▼

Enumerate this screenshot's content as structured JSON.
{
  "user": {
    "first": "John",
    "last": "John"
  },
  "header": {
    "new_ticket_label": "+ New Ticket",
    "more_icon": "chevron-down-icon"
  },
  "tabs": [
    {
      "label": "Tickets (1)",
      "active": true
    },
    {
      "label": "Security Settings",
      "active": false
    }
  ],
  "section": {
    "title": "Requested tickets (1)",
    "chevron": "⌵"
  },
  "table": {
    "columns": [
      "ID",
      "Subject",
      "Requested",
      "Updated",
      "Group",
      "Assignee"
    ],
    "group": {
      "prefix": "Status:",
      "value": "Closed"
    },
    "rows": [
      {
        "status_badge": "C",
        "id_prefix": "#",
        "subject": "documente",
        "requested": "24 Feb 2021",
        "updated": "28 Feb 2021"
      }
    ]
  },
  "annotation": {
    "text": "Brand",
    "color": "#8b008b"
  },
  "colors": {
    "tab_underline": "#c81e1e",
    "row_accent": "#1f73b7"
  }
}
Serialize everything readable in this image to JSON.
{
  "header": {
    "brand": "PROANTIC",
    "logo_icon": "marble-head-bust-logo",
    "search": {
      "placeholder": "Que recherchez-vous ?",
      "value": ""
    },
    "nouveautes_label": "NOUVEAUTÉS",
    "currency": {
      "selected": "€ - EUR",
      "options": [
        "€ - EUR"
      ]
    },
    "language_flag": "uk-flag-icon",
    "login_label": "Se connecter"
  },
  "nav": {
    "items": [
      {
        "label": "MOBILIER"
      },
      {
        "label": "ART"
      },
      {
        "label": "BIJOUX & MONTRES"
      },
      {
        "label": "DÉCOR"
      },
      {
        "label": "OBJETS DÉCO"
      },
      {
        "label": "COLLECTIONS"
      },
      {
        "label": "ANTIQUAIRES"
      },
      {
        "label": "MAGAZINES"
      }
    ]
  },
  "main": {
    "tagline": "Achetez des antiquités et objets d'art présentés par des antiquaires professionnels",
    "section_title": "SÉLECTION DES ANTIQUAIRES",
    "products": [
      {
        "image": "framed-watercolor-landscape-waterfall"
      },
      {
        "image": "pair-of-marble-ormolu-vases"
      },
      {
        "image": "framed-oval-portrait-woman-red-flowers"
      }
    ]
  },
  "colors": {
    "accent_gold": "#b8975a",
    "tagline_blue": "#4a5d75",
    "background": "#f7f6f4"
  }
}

▲

Transcribe all of the entries without altering anything.

FINISHED TASK:
Enumerate this screenshot's content as structured JSON.
{
  "user": {
    "first": "John",
    "last": "John"
  },
  "header": {
    "new_ticket_label": "+ New Ticket",
    "more_icon": "chevron-down-icon"
  },
  "tabs": [
    {
      "label": "Tickets (1)",
      "active": true
    },
    {
      "label": "Security Settings",
      "active": false
    }
  ],
  "section": {
    "title": "Requested tickets (1)",
    "chevron": "⌵"
  },
  "table": {
    "columns": [
      "ID",
      "Subject",
      "Requested",
      "Updated",
      "Group",
      "Assignee"
    ],
    "group": {
      "prefix": "Status:",
      "value": "Closed"
    },
    "rows": [
      {
        "status_badge": "C",
        "id_prefix": "#",
        "subject": "documente",
        "requested": "24 Feb 2021",
        "updated": "28 Feb 2021"
      }
    ]
  },
  "annotation": {
    "text": "Brand",
    "color": "#8b008b"
  },
  "colors": {
    "tab_underline": "#c81e1e",
    "row_accent": "#1f73b7"
  }
}
Serialize everything readable in this image to JSON.
{
  "header": {
    "brand": "PROANTIC",
    "logo_icon": "marble-head-bust-logo",
    "search": {
      "placeholder": "Que recherchez-vous ?",
      "value": ""
    },
    "nouveautes_label": "NOUVEAUTÉS",
    "currency": {
      "selected": "€ - EUR",
      "options": [
        "€ - EUR"
      ]
    },
    "language_flag": "uk-flag-icon",
    "login_label": "Se connecter"
  },
  "nav": {
    "items": [
      {
        "label": "MOBILIER"
      },
      {
        "label": "ART"
      },
      {
        "label": "BIJOUX & MONTRES"
      },
      {
        "label": "DÉCOR"
      },
      {
        "label": "OBJETS DÉCO"
      },
      {
        "label": "COLLECTIONS"
      },
      {
        "label": "ANTIQUAIRES"
      },
      {
        "label": "MAGAZINES"
      }
    ]
  },
  "main": {
    "tagline": "Achetez des antiquités et objets d'art présentés par des antiquaires professionnels",
    "section_title": "SÉLECTION DES ANTIQUAIRES",
    "products": [
      {
        "image": "framed-watercolor-landscape-waterfall"
      },
      {
        "image": "pair-of-marble-ormolu-vases"
      },
      {
        "image": "framed-oval-portrait-woman-red-flowers"
      }
    ]
  },
  "colors": {
    "accent_gold": "#b8975a",
    "tagline_blue": "#4a5d75",
    "background": "#f7f6f4"
  }
}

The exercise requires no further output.